**Description of the task:** All lines from the entries below that contain the string "ihre" should be copied out.

**Stored entries:**
══════
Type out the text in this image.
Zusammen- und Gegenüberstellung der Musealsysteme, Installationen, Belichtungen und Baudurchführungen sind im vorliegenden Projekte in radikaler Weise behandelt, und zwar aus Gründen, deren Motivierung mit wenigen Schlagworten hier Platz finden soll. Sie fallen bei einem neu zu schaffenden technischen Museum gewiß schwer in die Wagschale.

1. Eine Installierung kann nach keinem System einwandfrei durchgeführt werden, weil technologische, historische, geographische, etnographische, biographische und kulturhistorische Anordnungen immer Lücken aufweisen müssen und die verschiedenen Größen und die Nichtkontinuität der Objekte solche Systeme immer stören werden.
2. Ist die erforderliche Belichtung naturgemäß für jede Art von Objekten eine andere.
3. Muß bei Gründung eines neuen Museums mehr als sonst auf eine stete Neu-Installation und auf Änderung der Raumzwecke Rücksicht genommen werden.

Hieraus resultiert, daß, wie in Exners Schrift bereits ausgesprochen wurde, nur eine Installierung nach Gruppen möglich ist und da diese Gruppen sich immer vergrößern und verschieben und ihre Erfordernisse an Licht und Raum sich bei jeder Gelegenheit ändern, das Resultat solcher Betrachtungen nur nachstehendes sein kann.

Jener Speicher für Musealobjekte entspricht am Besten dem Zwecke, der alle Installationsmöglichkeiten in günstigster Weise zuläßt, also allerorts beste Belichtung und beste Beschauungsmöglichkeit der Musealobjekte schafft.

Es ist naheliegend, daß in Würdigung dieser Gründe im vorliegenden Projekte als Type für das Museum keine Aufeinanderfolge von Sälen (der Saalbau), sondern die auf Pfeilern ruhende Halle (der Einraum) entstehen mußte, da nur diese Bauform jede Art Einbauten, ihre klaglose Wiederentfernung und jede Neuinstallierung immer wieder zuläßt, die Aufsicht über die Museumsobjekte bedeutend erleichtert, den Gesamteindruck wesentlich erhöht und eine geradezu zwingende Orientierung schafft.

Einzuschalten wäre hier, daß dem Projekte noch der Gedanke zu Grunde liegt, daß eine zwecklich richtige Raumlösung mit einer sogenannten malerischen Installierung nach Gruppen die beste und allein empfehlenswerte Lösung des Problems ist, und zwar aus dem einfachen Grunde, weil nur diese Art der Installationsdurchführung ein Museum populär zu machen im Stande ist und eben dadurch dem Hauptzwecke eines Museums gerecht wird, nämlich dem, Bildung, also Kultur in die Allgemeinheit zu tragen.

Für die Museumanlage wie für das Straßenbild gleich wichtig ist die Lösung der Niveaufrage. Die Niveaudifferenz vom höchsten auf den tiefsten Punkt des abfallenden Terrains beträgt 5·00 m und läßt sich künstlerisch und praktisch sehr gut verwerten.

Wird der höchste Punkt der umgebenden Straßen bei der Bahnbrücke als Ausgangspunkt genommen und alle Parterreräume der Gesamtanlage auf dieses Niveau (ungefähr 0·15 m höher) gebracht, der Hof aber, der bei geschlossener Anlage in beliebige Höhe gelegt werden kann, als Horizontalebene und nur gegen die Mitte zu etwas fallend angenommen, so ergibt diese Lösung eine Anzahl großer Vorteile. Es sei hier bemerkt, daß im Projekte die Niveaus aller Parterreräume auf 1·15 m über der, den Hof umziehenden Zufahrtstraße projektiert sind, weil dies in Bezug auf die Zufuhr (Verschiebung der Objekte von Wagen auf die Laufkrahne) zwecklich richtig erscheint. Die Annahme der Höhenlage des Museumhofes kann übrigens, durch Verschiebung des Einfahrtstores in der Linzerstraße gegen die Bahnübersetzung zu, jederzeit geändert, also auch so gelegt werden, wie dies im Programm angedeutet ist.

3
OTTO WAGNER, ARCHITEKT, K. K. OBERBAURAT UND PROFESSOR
══════
**Answer box:**
Hieraus resultiert, daß, wie in Exners Schrift bereits ausgesprochen wurde, nur eine Installierung nach Gruppen möglich ist und da diese Gruppen sich immer vergrößern und verschieben und ihre Erfordernisse an Licht und Raum sich bei jeder Gelegenheit ändern, das Resultat solcher Betrachtungen nur nachstehendes sein kann.
Es ist naheliegend, daß in Würdigung dieser Gründe im vorliegenden Projekte als Type für das Museum keine Aufeinanderfolge von Sälen (der Saalbau), sondern die auf Pfeilern ruhende Halle (der Einraum) entstehen mußte, da nur diese Bauform jede Art Einbauten, ihre klaglose Wiederentfernung und jede Neuinstallierung immer wieder zuläßt, die Aufsicht über die Museumsobjekte bedeutend erleichtert, den Gesamteindruck wesentlich erhöht und eine geradezu zwingende Orientierung schafft.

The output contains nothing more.